* **TASK TO CARRY OUT**
Each record below should appear again exactly as written.

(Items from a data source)
_____

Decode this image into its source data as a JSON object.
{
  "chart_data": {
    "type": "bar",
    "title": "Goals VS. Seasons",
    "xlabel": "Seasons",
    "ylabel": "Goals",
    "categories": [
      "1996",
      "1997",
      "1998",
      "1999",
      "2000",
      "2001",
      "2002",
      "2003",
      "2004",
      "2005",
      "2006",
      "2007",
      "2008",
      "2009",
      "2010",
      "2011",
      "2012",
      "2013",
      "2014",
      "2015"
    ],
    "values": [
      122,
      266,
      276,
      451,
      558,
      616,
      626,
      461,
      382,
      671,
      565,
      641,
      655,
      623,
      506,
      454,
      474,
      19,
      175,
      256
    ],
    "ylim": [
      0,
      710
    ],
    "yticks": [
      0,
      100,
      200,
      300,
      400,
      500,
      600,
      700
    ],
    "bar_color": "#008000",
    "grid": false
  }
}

_____

* **SOLUTION TO THIS PROBLEM**
Decode this image into its source data as a JSON object.
{
  "chart_data": {
    "type": "bar",
    "title": "Goals VS. Seasons",
    "xlabel": "Seasons",
    "ylabel": "Goals",
    "categories": [
      "1996",
      "1997",
      "1998",
      "1999",
      "2000",
      "2001",
      "2002",
      "2003",
      "2004",
      "2005",
      "2006",
      "2007",
      "2008",
      "2009",
      "2010",
      "2011",
      "2012",
      "2013",
      "2014",
      "2015"
    ],
    "values": [
      122,
      266,
      276,
      451,
      558,
      616,
      626,
      461,
      382,
      671,
      565,
      641,
      655,
      623,
      506,
      454,
      474,
      19,
      175,
      256
    ],
    "ylim": [
      0,
      710
    ],
    "yticks": [
      0,
      100,
      200,
      300,
      400,
      500,
      600,
      700
    ],
    "bar_color": "#008000",
    "grid": false
  }
}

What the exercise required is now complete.